[Figure record listings]

## BEGIN

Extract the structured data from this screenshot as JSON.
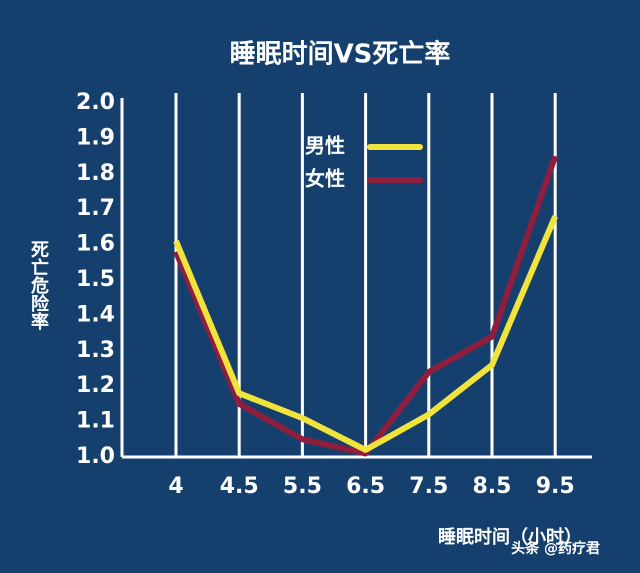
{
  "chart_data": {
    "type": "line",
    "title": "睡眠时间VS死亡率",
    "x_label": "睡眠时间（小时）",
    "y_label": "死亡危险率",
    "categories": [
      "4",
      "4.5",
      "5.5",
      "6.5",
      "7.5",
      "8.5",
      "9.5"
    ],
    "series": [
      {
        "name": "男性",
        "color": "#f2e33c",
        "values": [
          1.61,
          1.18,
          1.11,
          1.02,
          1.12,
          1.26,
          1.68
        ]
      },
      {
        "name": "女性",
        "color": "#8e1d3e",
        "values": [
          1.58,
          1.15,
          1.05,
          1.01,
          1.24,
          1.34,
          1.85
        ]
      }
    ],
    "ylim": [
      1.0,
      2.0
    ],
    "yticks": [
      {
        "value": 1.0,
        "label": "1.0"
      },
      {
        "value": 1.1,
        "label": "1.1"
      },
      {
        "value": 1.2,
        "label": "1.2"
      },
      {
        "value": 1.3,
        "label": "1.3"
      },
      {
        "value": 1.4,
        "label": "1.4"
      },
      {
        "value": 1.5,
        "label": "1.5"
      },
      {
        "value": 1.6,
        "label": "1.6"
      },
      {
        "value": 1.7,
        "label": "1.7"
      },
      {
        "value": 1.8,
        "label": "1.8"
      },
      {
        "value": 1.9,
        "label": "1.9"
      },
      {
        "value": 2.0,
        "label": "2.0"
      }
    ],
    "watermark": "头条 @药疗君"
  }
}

## END

#### Exercise aim:
Produce an exact copy of each line of data, skipping embedded images.

#### Full output:
Extract the structured data from this screenshot as JSON.
{
  "chart_data": {
    "type": "line",
    "title": "睡眠时间VS死亡率",
    "x_label": "睡眠时间（小时）",
    "y_label": "死亡危险率",
    "categories": [
      "4",
      "4.5",
      "5.5",
      "6.5",
      "7.5",
      "8.5",
      "9.5"
    ],
    "series": [
      {
        "name": "男性",
        "color": "#f2e33c",
        "values": [
          1.61,
          1.18,
          1.11,
          1.02,
          1.12,
          1.26,
          1.68
        ]
      },
      {
        "name": "女性",
        "color": "#8e1d3e",
        "values": [
          1.58,
          1.15,
          1.05,
          1.01,
          1.24,
          1.34,
          1.85
        ]
      }
    ],
    "ylim": [
      1.0,
      2.0
    ],
    "yticks": [
      {
        "value": 1.0,
        "label": "1.0"
      },
      {
        "value": 1.1,
        "label": "1.1"
      },
      {
        "value": 1.2,
        "label": "1.2"
      },
      {
        "value": 1.3,
        "label": "1.3"
      },
      {
        "value": 1.4,
        "label": "1.4"
      },
      {
        "value": 1.5,
        "label": "1.5"
      },
      {
        "value": 1.6,
        "label": "1.6"
      },
      {
        "value": 1.7,
        "label": "1.7"
      },
      {
        "value": 1.8,
        "label": "1.8"
      },
      {
        "value": 1.9,
        "label": "1.9"
      },
      {
        "value": 2.0,
        "label": "2.0"
      }
    ],
    "watermark": "头条 @药疗君"
  }
}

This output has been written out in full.